--- PASSAGE PROVIDED ---
>> Start
Peter: You're very nice to ask. First I hang the old worm out there. They usually go for it. So, I jerk them around a little. They fight for a while. And then they just lay back and accept it.
Man: How about we get together later?
Peter: Um, okay. What the hell? Oh, damn it! Hey! What's going on here?
Brian: Peter, did you read the fine print on this loan contract?
Peter: If by "read" you mean "imagined a naked lady," then yes.
Brian: Peter, listen, the bank's taking all our stuff. And according to this if you don't pay them within 48 hours, they get the house, too.
Chris: Oh, boy! I get to go live at the bank!
Lois: Meg, Did I ever tell you that if you're on birth control and you take an antibiotic it makes it not work? Because no one told me. I thought you should know.
Meg: Look, Mom, I don't really feel like talking right now. Okay?
Lois: Fine. I just don't understand why we had to leave the spa so early.
>> End
--- EXERCISE A ---
Could you reproduce the dialogue exactly, starting with "Lois: Meg, Did" and going on through "right now. Okay?"?

--- RECORDS PROVIDED ---
>> Start
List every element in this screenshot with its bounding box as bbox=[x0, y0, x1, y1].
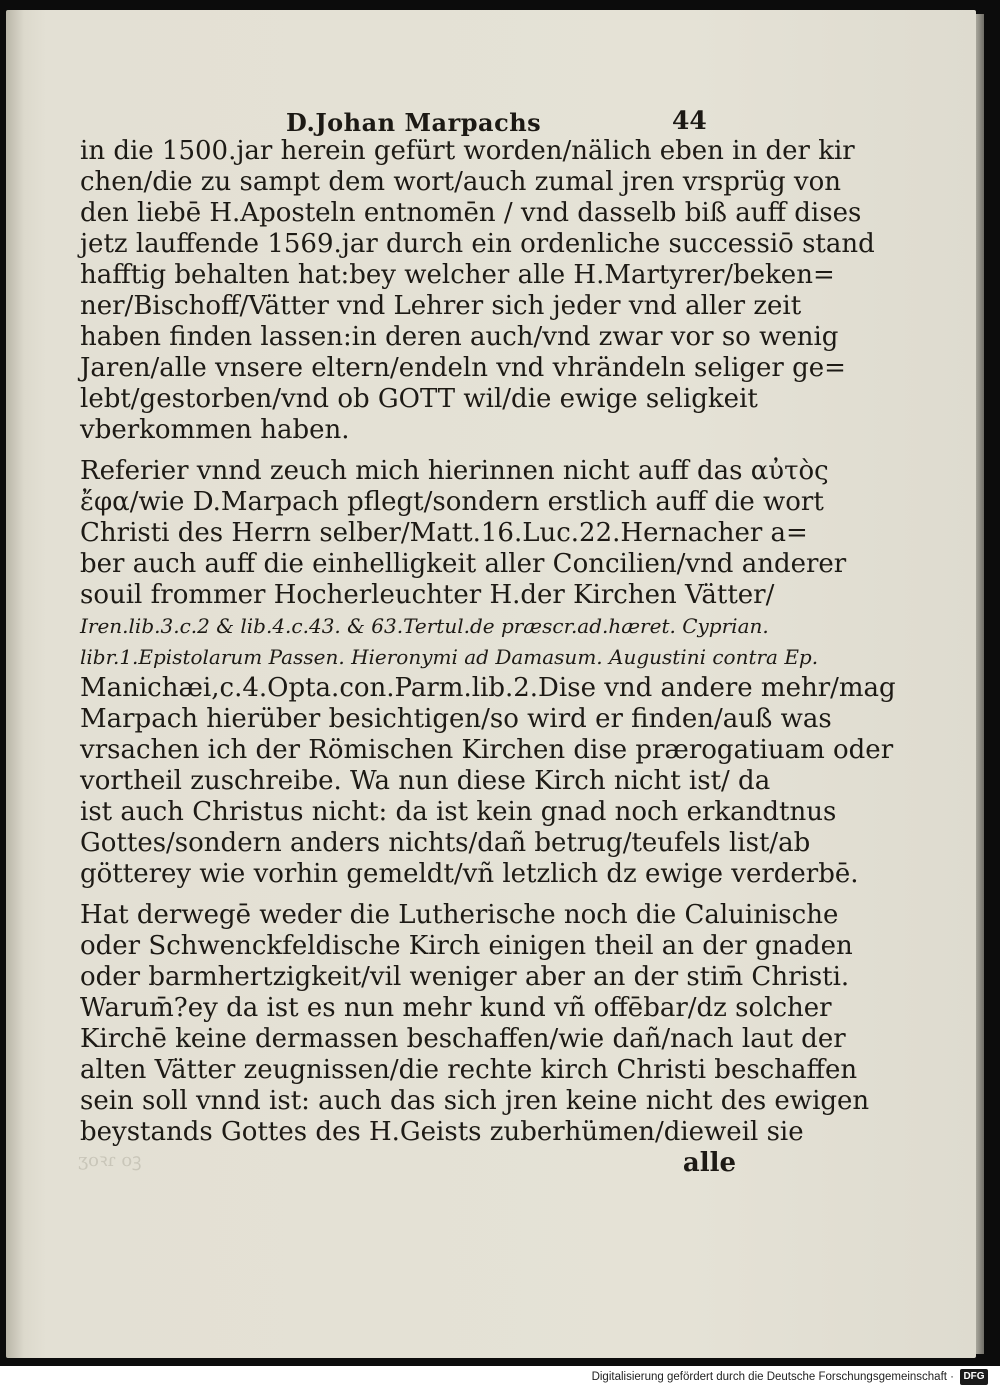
funding-notice: Digitalisierung gefördert durch die Deutsche Forschungsgemeinschaft · bbox=[591, 1371, 954, 1383]
text-line: Jaren/alle vnsere eltern/endeln vnd vhrändeln seliger ge= bbox=[80, 353, 846, 383]
dfg-logo-icon: DFG bbox=[960, 1369, 988, 1385]
text-line: ist auch Christus nicht: da ist kein gnad noch erkandtnus bbox=[80, 797, 837, 827]
text-line: Manichæi,c.4.Opta.con.Parm.lib.2.Dise vnd andere mehr/mag bbox=[80, 673, 896, 703]
text-line: Marpach hierüber besichtigen/so wird er finden/auß was bbox=[80, 704, 832, 734]
text-line: oder barmhertzigkeit/vil weniger aber an der stim̄ Christi. bbox=[80, 962, 850, 992]
body-text bbox=[80, 136, 896, 1179]
text-line: ἔφα/wie D.Marpach pflegt/sondern erstlich auff die wort bbox=[80, 487, 824, 517]
text-line: ner/Bischoff/Vätter vnd Lehrer sich jeder vnd aller zeit bbox=[80, 291, 802, 321]
catchword: alle bbox=[682, 1148, 736, 1178]
text-line: haben finden lassen:in deren auch/vnd zwar vor so wenig bbox=[80, 322, 839, 352]
bleed-through-text: ʒoꝛɾ oꝫ bbox=[78, 1150, 142, 1171]
text-line: Christi des Herrn selber/Matt.16.Luc.22.Hernacher a= bbox=[80, 518, 808, 548]
text-line: Warum̄?ey da ist es nun mehr kund vñ offēbar/dz solcher bbox=[80, 993, 832, 1023]
text-line: souil frommer Hocherleuchter H.der Kirchen Vätter/ bbox=[80, 580, 775, 610]
text-line: lebt/gestorben/vnd ob GOTT wil/die ewige seligkeit bbox=[80, 384, 758, 414]
text-line: Referier vnnd zeuch mich hierinnen nicht auff das αὐτὸς bbox=[80, 456, 829, 486]
text-line: vortheil zuschreibe. Wa nun diese Kirch nicht ist/ da bbox=[80, 766, 771, 796]
text-line: den liebē H.Aposteln entnomēn / vnd dasselb biß auff dises bbox=[80, 198, 862, 228]
text-line: ber auch auff die einhelligkeit aller Concilien/vnd anderer bbox=[80, 549, 847, 579]
text-line: vrsachen ich der Römischen Kirchen dise prærogatiuam oder bbox=[80, 735, 894, 765]
text-line: jetz lauffende 1569.jar durch ein ordenliche successiō stand bbox=[80, 229, 875, 259]
text-line: sein soll vnnd ist: auch das sich jren keine nicht des ewigen bbox=[80, 1086, 870, 1116]
text-line: alten Vätter zeugnissen/die rechte kirch Christi beschaffen bbox=[80, 1055, 858, 1085]
text-line: vberkommen haben. bbox=[80, 415, 350, 445]
citation-line: libr.1.Epistolarum Passen. Hieronymi ad Damasum. Augustini contra Ep. bbox=[80, 645, 819, 669]
running-title: D.Johan Marpachs bbox=[286, 108, 542, 137]
footer-bar bbox=[0, 1366, 1000, 1390]
page-edge bbox=[976, 14, 984, 1354]
text-line: Hat derwegē weder die Lutherische noch die Caluinische bbox=[80, 900, 839, 930]
text-line: Gottes/sondern anders nichts/dañ betrug/teufels list/ab bbox=[80, 828, 811, 858]
text-line: oder Schwenckfeldische Kirch einigen theil an der gnaden bbox=[80, 931, 853, 961]
text-line: chen/die zu sampt dem wort/auch zumal jren vrsprüg von bbox=[80, 167, 842, 197]
running-head bbox=[0, 104, 1000, 140]
text-line: in die 1500.jar herein gefürt worden/nälich eben in der kir bbox=[80, 136, 855, 166]
text-line: götterey wie vorhin gemeldt/vñ letzlich dz ewige verderbē. bbox=[80, 859, 859, 889]
text-line: Kirchē keine dermassen beschaffen/wie dañ/nach laut der bbox=[80, 1024, 846, 1054]
text-line: beystands Gottes des H.Geists zuberhümen/dieweil sie bbox=[80, 1117, 804, 1147]
text-line: hafftig behalten hat:bey welcher alle H.Martyrer/beken= bbox=[80, 260, 835, 290]
citation-line: Iren.lib.3.c.2 & lib.4.c.43. & 63.Tertul.de præscr.ad.hæret. Cyprian. bbox=[80, 614, 769, 638]
page-number: 44 bbox=[672, 106, 707, 135]
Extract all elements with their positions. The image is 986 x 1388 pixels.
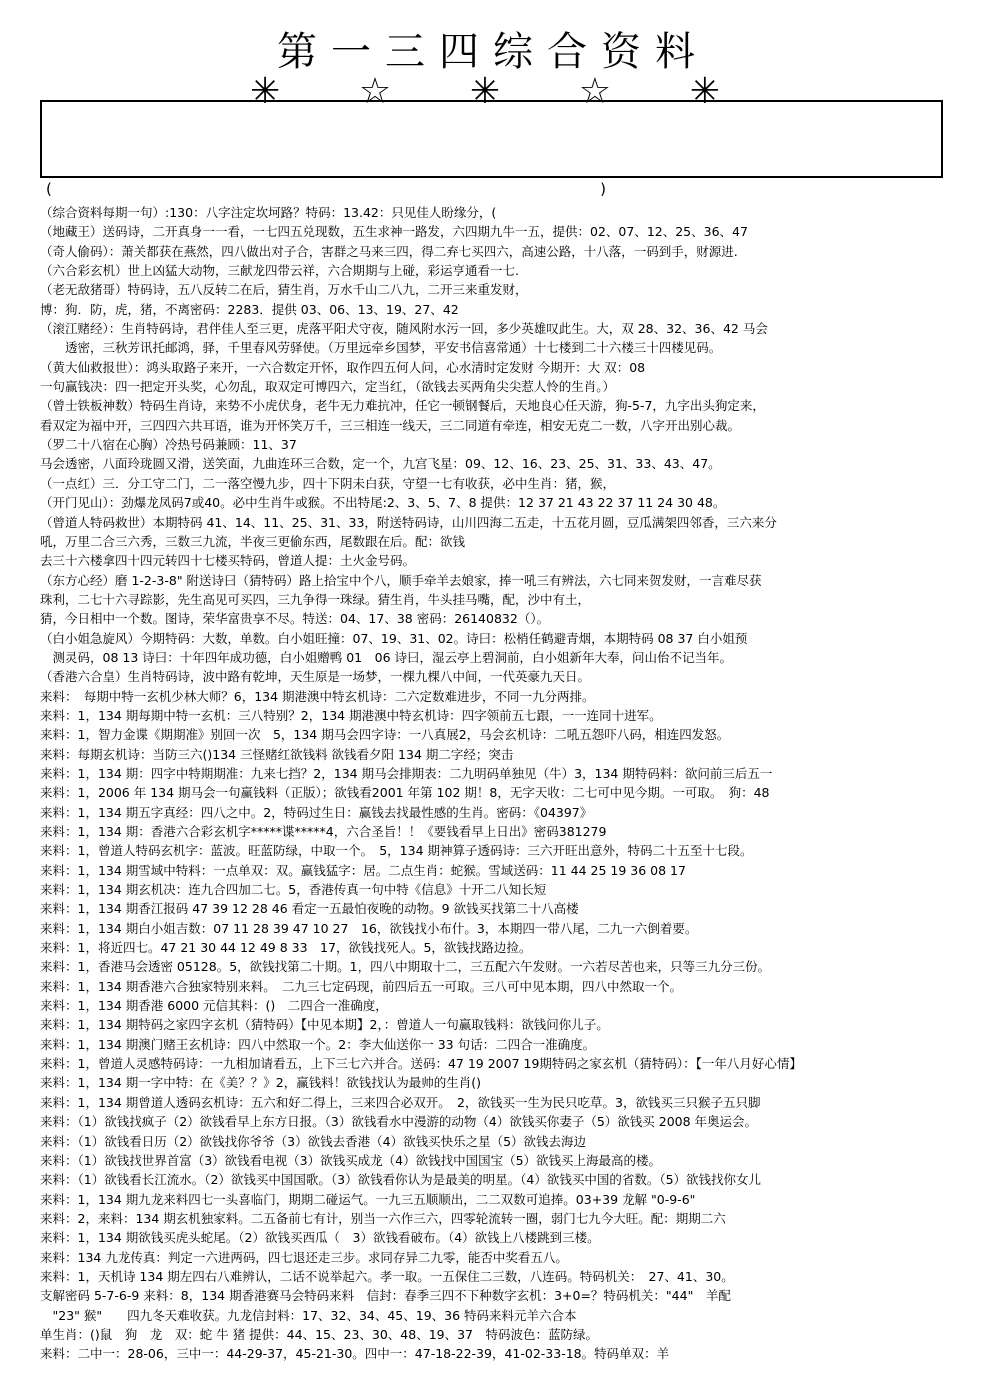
>> End
--- EXERCISE B ---
Will you write out, word for word, only the lines in the entries starting with the line with "funding-notice: Digitalisierung gefördert" and going on through the line with "bleed-through-text: ʒoꝛɾ oꝫ"?

--- FULL RESPONSE A ---
Lois: Meg, Did I ever tell you that if you're on birth control and you take an antibiotic it makes it not work? Because no one told me. I thought you should know.
Meg: Look, Mom, I don't really feel like talking right now. Okay?

--- FULL RESPONSE B ---
funding-notice: Digitalisierung gefördert durch die Deutsche Forschungsgemeinschaft · bbox=[591, 1371, 954, 1383]
text-line: Jaren/alle vnsere eltern/endeln vnd vhrändeln seliger ge= bbox=[80, 353, 846, 383]
dfg-logo-icon: DFG bbox=[960, 1369, 988, 1385]
text-line: ist auch Christus nicht: da ist kein gnad noch erkandtnus bbox=[80, 797, 837, 827]
text-line: Manichæi,c.4.Opta.con.Parm.lib.2.Dise vnd andere mehr/mag bbox=[80, 673, 896, 703]
text-line: Marpach hierüber besichtigen/so wird er finden/auß was bbox=[80, 704, 832, 734]
text-line: oder barmhertzigkeit/vil weniger aber an der stim̄ Christi. bbox=[80, 962, 850, 992]
body-text bbox=[80, 136, 896, 1179]
text-line: ἔφα/wie D.Marpach pflegt/sondern erstlich auff die wort bbox=[80, 487, 824, 517]
text-line: ner/Bischoff/Vätter vnd Lehrer sich jeder vnd aller zeit bbox=[80, 291, 802, 321]
catchword: alle bbox=[682, 1148, 736, 1178]
text-line: haben finden lassen:in deren auch/vnd zwar vor so wenig bbox=[80, 322, 839, 352]
bleed-through-text: ʒoꝛɾ oꝫ bbox=[78, 1150, 142, 1171]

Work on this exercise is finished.